*Records*
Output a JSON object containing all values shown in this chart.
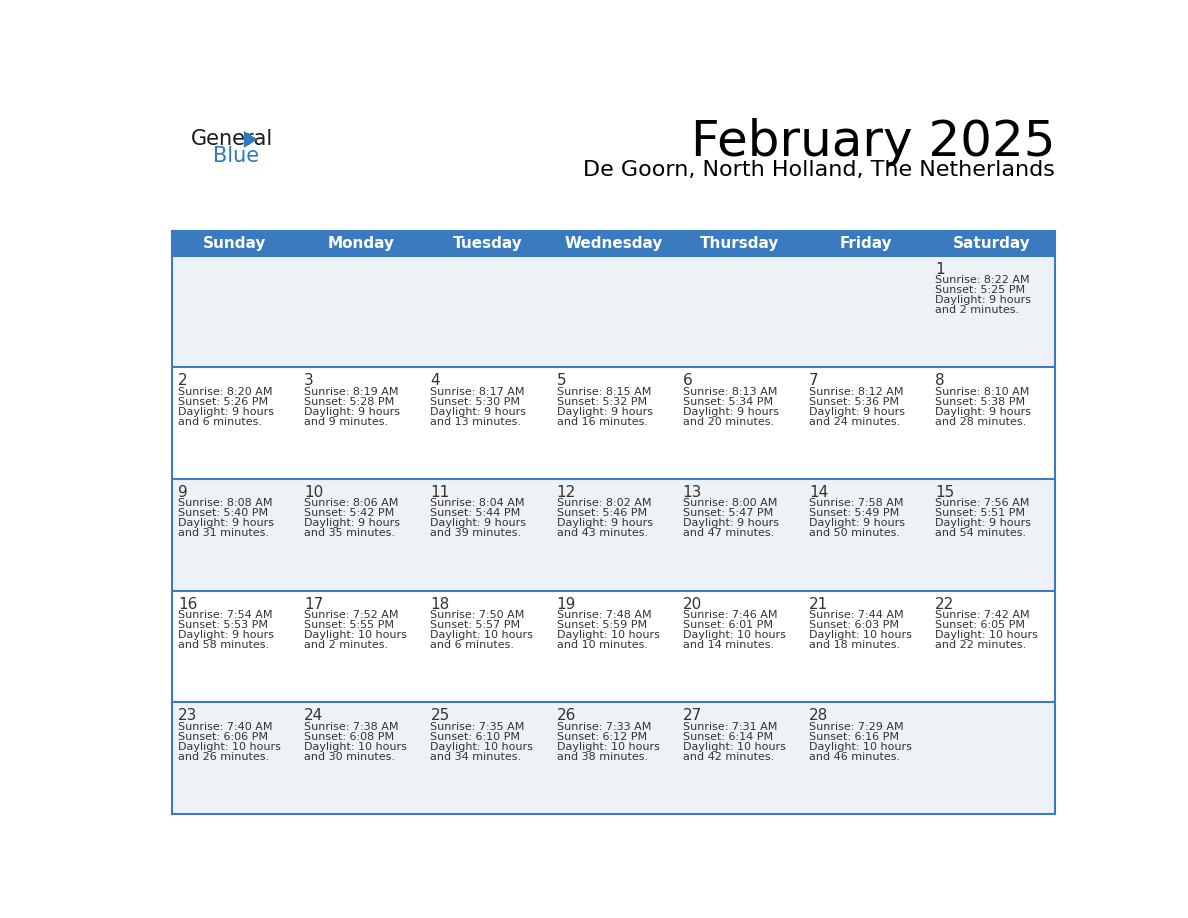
{
  "title": "February 2025",
  "subtitle": "De Goorn, North Holland, The Netherlands",
  "header_bg": "#3a7abf",
  "header_text_color": "#ffffff",
  "cell_bg_light": "#eef2f7",
  "cell_bg_white": "#ffffff",
  "day_headers": [
    "Sunday",
    "Monday",
    "Tuesday",
    "Wednesday",
    "Thursday",
    "Friday",
    "Saturday"
  ],
  "days": [
    {
      "day": 1,
      "col": 6,
      "row": 0,
      "sunrise": "8:22 AM",
      "sunset": "5:25 PM",
      "daylight_h": "9 hours",
      "daylight_m": "2 minutes"
    },
    {
      "day": 2,
      "col": 0,
      "row": 1,
      "sunrise": "8:20 AM",
      "sunset": "5:26 PM",
      "daylight_h": "9 hours",
      "daylight_m": "6 minutes"
    },
    {
      "day": 3,
      "col": 1,
      "row": 1,
      "sunrise": "8:19 AM",
      "sunset": "5:28 PM",
      "daylight_h": "9 hours",
      "daylight_m": "9 minutes"
    },
    {
      "day": 4,
      "col": 2,
      "row": 1,
      "sunrise": "8:17 AM",
      "sunset": "5:30 PM",
      "daylight_h": "9 hours",
      "daylight_m": "13 minutes"
    },
    {
      "day": 5,
      "col": 3,
      "row": 1,
      "sunrise": "8:15 AM",
      "sunset": "5:32 PM",
      "daylight_h": "9 hours",
      "daylight_m": "16 minutes"
    },
    {
      "day": 6,
      "col": 4,
      "row": 1,
      "sunrise": "8:13 AM",
      "sunset": "5:34 PM",
      "daylight_h": "9 hours",
      "daylight_m": "20 minutes"
    },
    {
      "day": 7,
      "col": 5,
      "row": 1,
      "sunrise": "8:12 AM",
      "sunset": "5:36 PM",
      "daylight_h": "9 hours",
      "daylight_m": "24 minutes"
    },
    {
      "day": 8,
      "col": 6,
      "row": 1,
      "sunrise": "8:10 AM",
      "sunset": "5:38 PM",
      "daylight_h": "9 hours",
      "daylight_m": "28 minutes"
    },
    {
      "day": 9,
      "col": 0,
      "row": 2,
      "sunrise": "8:08 AM",
      "sunset": "5:40 PM",
      "daylight_h": "9 hours",
      "daylight_m": "31 minutes"
    },
    {
      "day": 10,
      "col": 1,
      "row": 2,
      "sunrise": "8:06 AM",
      "sunset": "5:42 PM",
      "daylight_h": "9 hours",
      "daylight_m": "35 minutes"
    },
    {
      "day": 11,
      "col": 2,
      "row": 2,
      "sunrise": "8:04 AM",
      "sunset": "5:44 PM",
      "daylight_h": "9 hours",
      "daylight_m": "39 minutes"
    },
    {
      "day": 12,
      "col": 3,
      "row": 2,
      "sunrise": "8:02 AM",
      "sunset": "5:46 PM",
      "daylight_h": "9 hours",
      "daylight_m": "43 minutes"
    },
    {
      "day": 13,
      "col": 4,
      "row": 2,
      "sunrise": "8:00 AM",
      "sunset": "5:47 PM",
      "daylight_h": "9 hours",
      "daylight_m": "47 minutes"
    },
    {
      "day": 14,
      "col": 5,
      "row": 2,
      "sunrise": "7:58 AM",
      "sunset": "5:49 PM",
      "daylight_h": "9 hours",
      "daylight_m": "50 minutes"
    },
    {
      "day": 15,
      "col": 6,
      "row": 2,
      "sunrise": "7:56 AM",
      "sunset": "5:51 PM",
      "daylight_h": "9 hours",
      "daylight_m": "54 minutes"
    },
    {
      "day": 16,
      "col": 0,
      "row": 3,
      "sunrise": "7:54 AM",
      "sunset": "5:53 PM",
      "daylight_h": "9 hours",
      "daylight_m": "58 minutes"
    },
    {
      "day": 17,
      "col": 1,
      "row": 3,
      "sunrise": "7:52 AM",
      "sunset": "5:55 PM",
      "daylight_h": "10 hours",
      "daylight_m": "2 minutes"
    },
    {
      "day": 18,
      "col": 2,
      "row": 3,
      "sunrise": "7:50 AM",
      "sunset": "5:57 PM",
      "daylight_h": "10 hours",
      "daylight_m": "6 minutes"
    },
    {
      "day": 19,
      "col": 3,
      "row": 3,
      "sunrise": "7:48 AM",
      "sunset": "5:59 PM",
      "daylight_h": "10 hours",
      "daylight_m": "10 minutes"
    },
    {
      "day": 20,
      "col": 4,
      "row": 3,
      "sunrise": "7:46 AM",
      "sunset": "6:01 PM",
      "daylight_h": "10 hours",
      "daylight_m": "14 minutes"
    },
    {
      "day": 21,
      "col": 5,
      "row": 3,
      "sunrise": "7:44 AM",
      "sunset": "6:03 PM",
      "daylight_h": "10 hours",
      "daylight_m": "18 minutes"
    },
    {
      "day": 22,
      "col": 6,
      "row": 3,
      "sunrise": "7:42 AM",
      "sunset": "6:05 PM",
      "daylight_h": "10 hours",
      "daylight_m": "22 minutes"
    },
    {
      "day": 23,
      "col": 0,
      "row": 4,
      "sunrise": "7:40 AM",
      "sunset": "6:06 PM",
      "daylight_h": "10 hours",
      "daylight_m": "26 minutes"
    },
    {
      "day": 24,
      "col": 1,
      "row": 4,
      "sunrise": "7:38 AM",
      "sunset": "6:08 PM",
      "daylight_h": "10 hours",
      "daylight_m": "30 minutes"
    },
    {
      "day": 25,
      "col": 2,
      "row": 4,
      "sunrise": "7:35 AM",
      "sunset": "6:10 PM",
      "daylight_h": "10 hours",
      "daylight_m": "34 minutes"
    },
    {
      "day": 26,
      "col": 3,
      "row": 4,
      "sunrise": "7:33 AM",
      "sunset": "6:12 PM",
      "daylight_h": "10 hours",
      "daylight_m": "38 minutes"
    },
    {
      "day": 27,
      "col": 4,
      "row": 4,
      "sunrise": "7:31 AM",
      "sunset": "6:14 PM",
      "daylight_h": "10 hours",
      "daylight_m": "42 minutes"
    },
    {
      "day": 28,
      "col": 5,
      "row": 4,
      "sunrise": "7:29 AM",
      "sunset": "6:16 PM",
      "daylight_h": "10 hours",
      "daylight_m": "46 minutes"
    }
  ],
  "n_rows": 5,
  "n_cols": 7,
  "line_color": "#3a7abf",
  "text_color": "#333333",
  "title_fontsize": 36,
  "subtitle_fontsize": 16,
  "header_fontsize": 11,
  "day_num_fontsize": 11,
  "cell_text_fontsize": 8,
  "logo_general_color": "#1a1a1a",
  "logo_blue_color": "#2e7abf",
  "logo_triangle_color": "#2e7abf"
}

*Exercise description*
Copy the listing exactly. Any image in it stays out of the copy.

*Finished exercise*
Output a JSON object containing all values shown in this chart.
{
  "title": "February 2025",
  "subtitle": "De Goorn, North Holland, The Netherlands",
  "header_bg": "#3a7abf",
  "header_text_color": "#ffffff",
  "cell_bg_light": "#eef2f7",
  "cell_bg_white": "#ffffff",
  "day_headers": [
    "Sunday",
    "Monday",
    "Tuesday",
    "Wednesday",
    "Thursday",
    "Friday",
    "Saturday"
  ],
  "days": [
    {
      "day": 1,
      "col": 6,
      "row": 0,
      "sunrise": "8:22 AM",
      "sunset": "5:25 PM",
      "daylight_h": "9 hours",
      "daylight_m": "2 minutes"
    },
    {
      "day": 2,
      "col": 0,
      "row": 1,
      "sunrise": "8:20 AM",
      "sunset": "5:26 PM",
      "daylight_h": "9 hours",
      "daylight_m": "6 minutes"
    },
    {
      "day": 3,
      "col": 1,
      "row": 1,
      "sunrise": "8:19 AM",
      "sunset": "5:28 PM",
      "daylight_h": "9 hours",
      "daylight_m": "9 minutes"
    },
    {
      "day": 4,
      "col": 2,
      "row": 1,
      "sunrise": "8:17 AM",
      "sunset": "5:30 PM",
      "daylight_h": "9 hours",
      "daylight_m": "13 minutes"
    },
    {
      "day": 5,
      "col": 3,
      "row": 1,
      "sunrise": "8:15 AM",
      "sunset": "5:32 PM",
      "daylight_h": "9 hours",
      "daylight_m": "16 minutes"
    },
    {
      "day": 6,
      "col": 4,
      "row": 1,
      "sunrise": "8:13 AM",
      "sunset": "5:34 PM",
      "daylight_h": "9 hours",
      "daylight_m": "20 minutes"
    },
    {
      "day": 7,
      "col": 5,
      "row": 1,
      "sunrise": "8:12 AM",
      "sunset": "5:36 PM",
      "daylight_h": "9 hours",
      "daylight_m": "24 minutes"
    },
    {
      "day": 8,
      "col": 6,
      "row": 1,
      "sunrise": "8:10 AM",
      "sunset": "5:38 PM",
      "daylight_h": "9 hours",
      "daylight_m": "28 minutes"
    },
    {
      "day": 9,
      "col": 0,
      "row": 2,
      "sunrise": "8:08 AM",
      "sunset": "5:40 PM",
      "daylight_h": "9 hours",
      "daylight_m": "31 minutes"
    },
    {
      "day": 10,
      "col": 1,
      "row": 2,
      "sunrise": "8:06 AM",
      "sunset": "5:42 PM",
      "daylight_h": "9 hours",
      "daylight_m": "35 minutes"
    },
    {
      "day": 11,
      "col": 2,
      "row": 2,
      "sunrise": "8:04 AM",
      "sunset": "5:44 PM",
      "daylight_h": "9 hours",
      "daylight_m": "39 minutes"
    },
    {
      "day": 12,
      "col": 3,
      "row": 2,
      "sunrise": "8:02 AM",
      "sunset": "5:46 PM",
      "daylight_h": "9 hours",
      "daylight_m": "43 minutes"
    },
    {
      "day": 13,
      "col": 4,
      "row": 2,
      "sunrise": "8:00 AM",
      "sunset": "5:47 PM",
      "daylight_h": "9 hours",
      "daylight_m": "47 minutes"
    },
    {
      "day": 14,
      "col": 5,
      "row": 2,
      "sunrise": "7:58 AM",
      "sunset": "5:49 PM",
      "daylight_h": "9 hours",
      "daylight_m": "50 minutes"
    },
    {
      "day": 15,
      "col": 6,
      "row": 2,
      "sunrise": "7:56 AM",
      "sunset": "5:51 PM",
      "daylight_h": "9 hours",
      "daylight_m": "54 minutes"
    },
    {
      "day": 16,
      "col": 0,
      "row": 3,
      "sunrise": "7:54 AM",
      "sunset": "5:53 PM",
      "daylight_h": "9 hours",
      "daylight_m": "58 minutes"
    },
    {
      "day": 17,
      "col": 1,
      "row": 3,
      "sunrise": "7:52 AM",
      "sunset": "5:55 PM",
      "daylight_h": "10 hours",
      "daylight_m": "2 minutes"
    },
    {
      "day": 18,
      "col": 2,
      "row": 3,
      "sunrise": "7:50 AM",
      "sunset": "5:57 PM",
      "daylight_h": "10 hours",
      "daylight_m": "6 minutes"
    },
    {
      "day": 19,
      "col": 3,
      "row": 3,
      "sunrise": "7:48 AM",
      "sunset": "5:59 PM",
      "daylight_h": "10 hours",
      "daylight_m": "10 minutes"
    },
    {
      "day": 20,
      "col": 4,
      "row": 3,
      "sunrise": "7:46 AM",
      "sunset": "6:01 PM",
      "daylight_h": "10 hours",
      "daylight_m": "14 minutes"
    },
    {
      "day": 21,
      "col": 5,
      "row": 3,
      "sunrise": "7:44 AM",
      "sunset": "6:03 PM",
      "daylight_h": "10 hours",
      "daylight_m": "18 minutes"
    },
    {
      "day": 22,
      "col": 6,
      "row": 3,
      "sunrise": "7:42 AM",
      "sunset": "6:05 PM",
      "daylight_h": "10 hours",
      "daylight_m": "22 minutes"
    },
    {
      "day": 23,
      "col": 0,
      "row": 4,
      "sunrise": "7:40 AM",
      "sunset": "6:06 PM",
      "daylight_h": "10 hours",
      "daylight_m": "26 minutes"
    },
    {
      "day": 24,
      "col": 1,
      "row": 4,
      "sunrise": "7:38 AM",
      "sunset": "6:08 PM",
      "daylight_h": "10 hours",
      "daylight_m": "30 minutes"
    },
    {
      "day": 25,
      "col": 2,
      "row": 4,
      "sunrise": "7:35 AM",
      "sunset": "6:10 PM",
      "daylight_h": "10 hours",
      "daylight_m": "34 minutes"
    },
    {
      "day": 26,
      "col": 3,
      "row": 4,
      "sunrise": "7:33 AM",
      "sunset": "6:12 PM",
      "daylight_h": "10 hours",
      "daylight_m": "38 minutes"
    },
    {
      "day": 27,
      "col": 4,
      "row": 4,
      "sunrise": "7:31 AM",
      "sunset": "6:14 PM",
      "daylight_h": "10 hours",
      "daylight_m": "42 minutes"
    },
    {
      "day": 28,
      "col": 5,
      "row": 4,
      "sunrise": "7:29 AM",
      "sunset": "6:16 PM",
      "daylight_h": "10 hours",
      "daylight_m": "46 minutes"
    }
  ],
  "n_rows": 5,
  "n_cols": 7,
  "line_color": "#3a7abf",
  "text_color": "#333333",
  "title_fontsize": 36,
  "subtitle_fontsize": 16,
  "header_fontsize": 11,
  "day_num_fontsize": 11,
  "cell_text_fontsize": 8,
  "logo_general_color": "#1a1a1a",
  "logo_blue_color": "#2e7abf",
  "logo_triangle_color": "#2e7abf"
}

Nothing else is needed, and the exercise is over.